**Exercise objective:** What is needed is an exact transcription of every record below.

**Records for the task:**
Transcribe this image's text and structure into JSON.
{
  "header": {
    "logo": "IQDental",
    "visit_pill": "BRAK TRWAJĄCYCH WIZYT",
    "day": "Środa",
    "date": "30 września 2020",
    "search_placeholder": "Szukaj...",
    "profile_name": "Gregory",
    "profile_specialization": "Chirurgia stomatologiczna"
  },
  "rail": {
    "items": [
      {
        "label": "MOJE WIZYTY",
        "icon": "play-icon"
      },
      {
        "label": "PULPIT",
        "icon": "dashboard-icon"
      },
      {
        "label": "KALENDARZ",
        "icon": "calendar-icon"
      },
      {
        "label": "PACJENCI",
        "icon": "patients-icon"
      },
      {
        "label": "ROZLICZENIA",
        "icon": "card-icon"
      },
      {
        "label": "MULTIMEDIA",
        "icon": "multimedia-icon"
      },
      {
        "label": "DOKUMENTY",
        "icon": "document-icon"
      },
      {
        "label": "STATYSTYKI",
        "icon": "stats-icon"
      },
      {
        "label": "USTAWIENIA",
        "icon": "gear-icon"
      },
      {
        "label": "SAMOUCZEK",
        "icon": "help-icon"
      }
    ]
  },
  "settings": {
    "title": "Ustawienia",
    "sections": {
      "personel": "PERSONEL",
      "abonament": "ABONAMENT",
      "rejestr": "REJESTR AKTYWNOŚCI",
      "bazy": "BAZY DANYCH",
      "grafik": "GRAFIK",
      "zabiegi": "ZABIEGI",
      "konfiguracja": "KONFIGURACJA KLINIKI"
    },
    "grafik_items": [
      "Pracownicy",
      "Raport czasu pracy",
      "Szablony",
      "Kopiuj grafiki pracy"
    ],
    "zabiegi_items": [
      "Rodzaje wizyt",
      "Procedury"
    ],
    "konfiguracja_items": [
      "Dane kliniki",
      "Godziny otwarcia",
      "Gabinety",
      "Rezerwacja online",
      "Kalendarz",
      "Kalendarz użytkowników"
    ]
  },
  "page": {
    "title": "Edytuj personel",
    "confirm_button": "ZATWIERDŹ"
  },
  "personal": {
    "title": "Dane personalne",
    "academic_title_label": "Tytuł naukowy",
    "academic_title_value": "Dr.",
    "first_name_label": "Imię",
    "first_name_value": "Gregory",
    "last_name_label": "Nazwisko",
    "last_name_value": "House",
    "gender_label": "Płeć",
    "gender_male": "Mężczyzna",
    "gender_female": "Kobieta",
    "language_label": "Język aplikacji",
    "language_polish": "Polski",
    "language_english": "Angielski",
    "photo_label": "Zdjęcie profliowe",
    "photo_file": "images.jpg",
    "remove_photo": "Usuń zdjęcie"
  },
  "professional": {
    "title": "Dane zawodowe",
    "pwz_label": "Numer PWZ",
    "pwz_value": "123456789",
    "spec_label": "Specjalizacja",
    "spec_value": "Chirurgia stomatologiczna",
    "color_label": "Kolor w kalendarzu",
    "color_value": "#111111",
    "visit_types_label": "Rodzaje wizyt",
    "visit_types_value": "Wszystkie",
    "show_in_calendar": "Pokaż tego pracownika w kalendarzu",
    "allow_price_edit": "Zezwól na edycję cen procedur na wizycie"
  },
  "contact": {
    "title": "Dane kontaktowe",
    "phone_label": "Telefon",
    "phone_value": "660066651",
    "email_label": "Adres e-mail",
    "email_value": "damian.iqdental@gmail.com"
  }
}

**Task answer:**
Transcribe this image's text and structure into JSON.
{
  "header": {
    "logo": "IQDental",
    "visit_pill": "BRAK TRWAJĄCYCH WIZYT",
    "day": "Środa",
    "date": "30 września 2020",
    "search_placeholder": "Szukaj...",
    "profile_name": "Gregory",
    "profile_specialization": "Chirurgia stomatologiczna"
  },
  "rail": {
    "items": [
      {
        "label": "MOJE WIZYTY",
        "icon": "play-icon"
      },
      {
        "label": "PULPIT",
        "icon": "dashboard-icon"
      },
      {
        "label": "KALENDARZ",
        "icon": "calendar-icon"
      },
      {
        "label": "PACJENCI",
        "icon": "patients-icon"
      },
      {
        "label": "ROZLICZENIA",
        "icon": "card-icon"
      },
      {
        "label": "MULTIMEDIA",
        "icon": "multimedia-icon"
      },
      {
        "label": "DOKUMENTY",
        "icon": "document-icon"
      },
      {
        "label": "STATYSTYKI",
        "icon": "stats-icon"
      },
      {
        "label": "USTAWIENIA",
        "icon": "gear-icon"
      },
      {
        "label": "SAMOUCZEK",
        "icon": "help-icon"
      }
    ]
  },
  "settings": {
    "title": "Ustawienia",
    "sections": {
      "personel": "PERSONEL",
      "abonament": "ABONAMENT",
      "rejestr": "REJESTR AKTYWNOŚCI",
      "bazy": "BAZY DANYCH",
      "grafik": "GRAFIK",
      "zabiegi": "ZABIEGI",
      "konfiguracja": "KONFIGURACJA KLINIKI"
    },
    "grafik_items": [
      "Pracownicy",
      "Raport czasu pracy",
      "Szablony",
      "Kopiuj grafiki pracy"
    ],
    "zabiegi_items": [
      "Rodzaje wizyt",
      "Procedury"
    ],
    "konfiguracja_items": [
      "Dane kliniki",
      "Godziny otwarcia",
      "Gabinety",
      "Rezerwacja online",
      "Kalendarz",
      "Kalendarz użytkowników"
    ]
  },
  "page": {
    "title": "Edytuj personel",
    "confirm_button": "ZATWIERDŹ"
  },
  "personal": {
    "title": "Dane personalne",
    "academic_title_label": "Tytuł naukowy",
    "academic_title_value": "Dr.",
    "first_name_label": "Imię",
    "first_name_value": "Gregory",
    "last_name_label": "Nazwisko",
    "last_name_value": "House",
    "gender_label": "Płeć",
    "gender_male": "Mężczyzna",
    "gender_female": "Kobieta",
    "language_label": "Język aplikacji",
    "language_polish": "Polski",
    "language_english": "Angielski",
    "photo_label": "Zdjęcie profliowe",
    "photo_file": "images.jpg",
    "remove_photo": "Usuń zdjęcie"
  },
  "professional": {
    "title": "Dane zawodowe",
    "pwz_label": "Numer PWZ",
    "pwz_value": "123456789",
    "spec_label": "Specjalizacja",
    "spec_value": "Chirurgia stomatologiczna",
    "color_label": "Kolor w kalendarzu",
    "color_value": "#111111",
    "visit_types_label": "Rodzaje wizyt",
    "visit_types_value": "Wszystkie",
    "show_in_calendar": "Pokaż tego pracownika w kalendarzu",
    "allow_price_edit": "Zezwól na edycję cen procedur na wizycie"
  },
  "contact": {
    "title": "Dane kontaktowe",
    "phone_label": "Telefon",
    "phone_value": "660066651",
    "email_label": "Adres e-mail",
    "email_value": "damian.iqdental@gmail.com"
  }
}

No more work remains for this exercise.